→ Given instruction:
Reproduce the item below word for word, leaving out any pictures.

→ Material to process:
== == ==
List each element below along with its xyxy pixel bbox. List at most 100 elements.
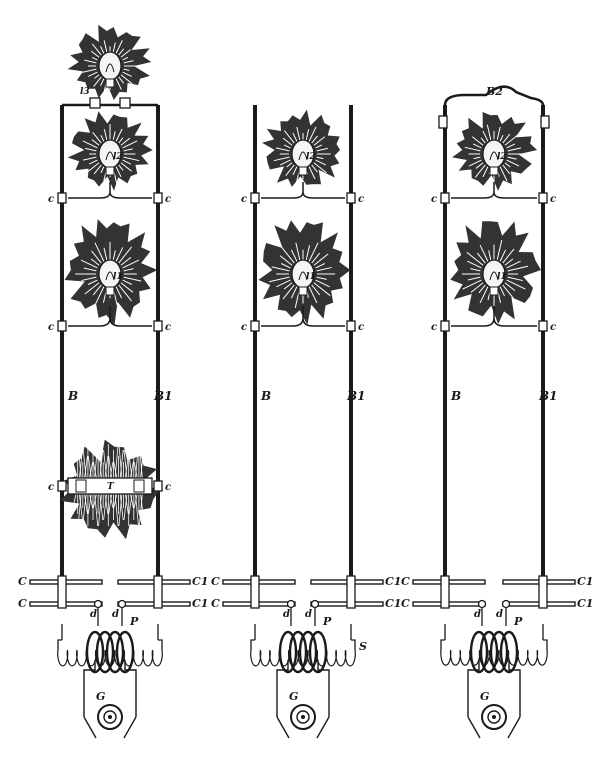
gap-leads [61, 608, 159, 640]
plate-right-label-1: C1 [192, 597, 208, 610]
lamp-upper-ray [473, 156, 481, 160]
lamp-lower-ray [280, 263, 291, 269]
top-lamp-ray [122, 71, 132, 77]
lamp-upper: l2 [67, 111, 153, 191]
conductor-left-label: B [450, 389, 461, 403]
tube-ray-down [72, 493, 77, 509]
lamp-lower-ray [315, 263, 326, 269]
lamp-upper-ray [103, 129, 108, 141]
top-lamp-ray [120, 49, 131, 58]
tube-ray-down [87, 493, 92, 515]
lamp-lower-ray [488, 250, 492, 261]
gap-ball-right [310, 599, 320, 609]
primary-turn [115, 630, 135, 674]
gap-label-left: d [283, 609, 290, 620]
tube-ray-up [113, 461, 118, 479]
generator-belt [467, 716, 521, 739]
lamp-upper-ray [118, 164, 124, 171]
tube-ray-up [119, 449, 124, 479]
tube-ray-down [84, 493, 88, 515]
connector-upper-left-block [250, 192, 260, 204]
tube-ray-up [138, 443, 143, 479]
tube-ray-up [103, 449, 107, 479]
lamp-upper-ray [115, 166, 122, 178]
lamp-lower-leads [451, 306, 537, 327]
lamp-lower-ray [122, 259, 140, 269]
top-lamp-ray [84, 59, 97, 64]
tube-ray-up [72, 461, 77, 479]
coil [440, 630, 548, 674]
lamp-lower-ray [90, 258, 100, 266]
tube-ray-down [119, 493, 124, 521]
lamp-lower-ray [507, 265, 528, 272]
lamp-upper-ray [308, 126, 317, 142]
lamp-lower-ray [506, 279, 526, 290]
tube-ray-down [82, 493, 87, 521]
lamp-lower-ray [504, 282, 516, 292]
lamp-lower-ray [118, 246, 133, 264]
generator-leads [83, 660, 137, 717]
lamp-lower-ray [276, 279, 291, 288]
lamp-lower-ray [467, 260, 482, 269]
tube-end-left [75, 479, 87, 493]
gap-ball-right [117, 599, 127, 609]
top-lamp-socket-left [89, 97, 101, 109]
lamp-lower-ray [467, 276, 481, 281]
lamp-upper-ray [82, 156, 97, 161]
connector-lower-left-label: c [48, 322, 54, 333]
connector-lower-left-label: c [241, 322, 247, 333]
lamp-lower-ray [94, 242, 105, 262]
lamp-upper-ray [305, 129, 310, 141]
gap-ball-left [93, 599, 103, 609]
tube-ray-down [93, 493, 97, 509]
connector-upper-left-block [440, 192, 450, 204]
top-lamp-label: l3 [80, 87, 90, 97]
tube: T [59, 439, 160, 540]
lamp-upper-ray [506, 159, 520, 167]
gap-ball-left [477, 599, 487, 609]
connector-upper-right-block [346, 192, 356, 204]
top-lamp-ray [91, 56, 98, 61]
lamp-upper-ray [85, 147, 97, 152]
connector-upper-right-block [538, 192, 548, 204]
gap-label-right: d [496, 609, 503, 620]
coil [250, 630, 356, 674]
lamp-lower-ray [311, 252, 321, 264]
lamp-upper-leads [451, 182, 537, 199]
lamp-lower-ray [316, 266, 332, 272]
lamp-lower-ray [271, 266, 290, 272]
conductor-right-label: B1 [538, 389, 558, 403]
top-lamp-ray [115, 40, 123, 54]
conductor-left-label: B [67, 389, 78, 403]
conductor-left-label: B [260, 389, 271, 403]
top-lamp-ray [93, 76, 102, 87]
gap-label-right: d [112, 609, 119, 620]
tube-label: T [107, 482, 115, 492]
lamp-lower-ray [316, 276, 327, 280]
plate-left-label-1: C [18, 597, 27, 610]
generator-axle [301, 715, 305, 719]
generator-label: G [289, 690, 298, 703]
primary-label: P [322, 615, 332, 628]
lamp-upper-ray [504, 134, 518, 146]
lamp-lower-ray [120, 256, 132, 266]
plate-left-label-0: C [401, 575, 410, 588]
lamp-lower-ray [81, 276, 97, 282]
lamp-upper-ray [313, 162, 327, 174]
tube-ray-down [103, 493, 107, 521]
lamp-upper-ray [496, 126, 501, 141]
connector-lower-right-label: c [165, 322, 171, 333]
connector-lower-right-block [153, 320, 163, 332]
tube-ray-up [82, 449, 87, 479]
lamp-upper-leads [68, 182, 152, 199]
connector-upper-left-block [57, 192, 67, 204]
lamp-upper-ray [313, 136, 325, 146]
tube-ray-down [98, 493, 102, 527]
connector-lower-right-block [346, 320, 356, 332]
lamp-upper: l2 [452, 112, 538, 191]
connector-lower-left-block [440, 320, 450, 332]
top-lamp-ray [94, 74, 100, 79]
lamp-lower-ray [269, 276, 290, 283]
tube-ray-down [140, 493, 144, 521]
== == ==
→ Response:
List each element below along with its xyxy pixel bbox. List at most 100 elements.
gap-leads [61, 608, 159, 640]
plate-right-label-1: C1 [192, 597, 208, 610]
lamp-upper-ray [473, 156, 481, 160]
lamp-lower-ray [280, 263, 291, 269]
top-lamp-ray [122, 71, 132, 77]
lamp-upper: l2 [67, 111, 153, 191]
conductor-left-label: B [450, 389, 461, 403]
tube-ray-down [72, 493, 77, 509]
lamp-lower-ray [315, 263, 326, 269]
lamp-upper-ray [103, 129, 108, 141]
top-lamp-ray [120, 49, 131, 58]
tube-ray-down [87, 493, 92, 515]
lamp-lower-ray [488, 250, 492, 261]
gap-ball-right [310, 599, 320, 609]
primary-turn [115, 630, 135, 674]
gap-label-left: d [283, 609, 290, 620]
tube-ray-up [113, 461, 118, 479]
generator-belt [467, 716, 521, 739]
lamp-upper-ray [118, 164, 124, 171]
tube-ray-up [119, 449, 124, 479]
tube-ray-down [84, 493, 88, 515]
connector-upper-left-block [250, 192, 260, 204]
tube-ray-up [138, 443, 143, 479]
tube-ray-up [103, 449, 107, 479]
lamp-upper-ray [115, 166, 122, 178]
lamp-lower-leads [451, 306, 537, 327]
lamp-lower-ray [122, 259, 140, 269]
top-lamp-ray [84, 59, 97, 64]
tube-ray-up [72, 461, 77, 479]
coil [440, 630, 548, 674]
lamp-lower-ray [90, 258, 100, 266]
tube-ray-down [119, 493, 124, 521]
lamp-lower-ray [507, 265, 528, 272]
lamp-upper-ray [308, 126, 317, 142]
lamp-lower-ray [506, 279, 526, 290]
tube-ray-down [82, 493, 87, 521]
lamp-lower-ray [504, 282, 516, 292]
lamp-lower-ray [118, 246, 133, 264]
generator-leads [83, 660, 137, 717]
lamp-lower-ray [276, 279, 291, 288]
lamp-lower-ray [467, 260, 482, 269]
tube-end-left [75, 479, 87, 493]
gap-ball-right [117, 599, 127, 609]
top-lamp-socket-left [89, 97, 101, 109]
lamp-lower-ray [467, 276, 481, 281]
lamp-upper-ray [82, 156, 97, 161]
connector-lower-left-label: c [48, 322, 54, 333]
connector-lower-left-label: c [241, 322, 247, 333]
lamp-lower-ray [94, 242, 105, 262]
lamp-upper-ray [305, 129, 310, 141]
gap-ball-left [93, 599, 103, 609]
tube-ray-down [93, 493, 97, 509]
connector-upper-left-block [440, 192, 450, 204]
top-lamp-label: l3 [80, 87, 90, 97]
tube: T [59, 439, 160, 540]
lamp-upper-ray [506, 159, 520, 167]
gap-ball-left [477, 599, 487, 609]
connector-upper-right-block [346, 192, 356, 204]
top-lamp-ray [91, 56, 98, 61]
lamp-upper-ray [85, 147, 97, 152]
connector-upper-right-block [538, 192, 548, 204]
gap-label-right: d [496, 609, 503, 620]
coil [250, 630, 356, 674]
lamp-lower-ray [311, 252, 321, 264]
lamp-upper-leads [451, 182, 537, 199]
lamp-lower-ray [316, 266, 332, 272]
lamp-lower-ray [271, 266, 290, 272]
conductor-right-label: B1 [538, 389, 558, 403]
top-lamp-ray [115, 40, 123, 54]
conductor-left-label: B [67, 389, 78, 403]
conductor-left-label: B [260, 389, 271, 403]
top-lamp-ray [93, 76, 102, 87]
gap-label-right: d [112, 609, 119, 620]
tube-label: T [107, 482, 115, 492]
lamp-lower-ray [316, 276, 327, 280]
plate-left-label-1: C [18, 597, 27, 610]
generator-axle [301, 715, 305, 719]
generator-label: G [289, 690, 298, 703]
primary-label: P [322, 615, 332, 628]
lamp-upper-ray [504, 134, 518, 146]
lamp-lower-ray [120, 256, 132, 266]
plate-left-label-0: C [401, 575, 410, 588]
lamp-lower-ray [81, 276, 97, 282]
lamp-upper-ray [313, 162, 327, 174]
tube-ray-down [103, 493, 107, 521]
lamp-upper-ray [496, 126, 501, 141]
connector-lower-right-label: c [165, 322, 171, 333]
connector-lower-right-block [153, 320, 163, 332]
tube-ray-up [82, 449, 87, 479]
lamp-upper-leads [68, 182, 152, 199]
connector-upper-left-block [57, 192, 67, 204]
lamp-upper-ray [313, 136, 325, 146]
tube-ray-down [98, 493, 102, 527]
connector-lower-right-block [346, 320, 356, 332]
lamp-upper: l2 [452, 112, 538, 191]
connector-lower-left-block [440, 320, 450, 332]
top-lamp-ray [94, 74, 100, 79]
lamp-lower-ray [269, 276, 290, 283]
tube-ray-down [140, 493, 144, 521]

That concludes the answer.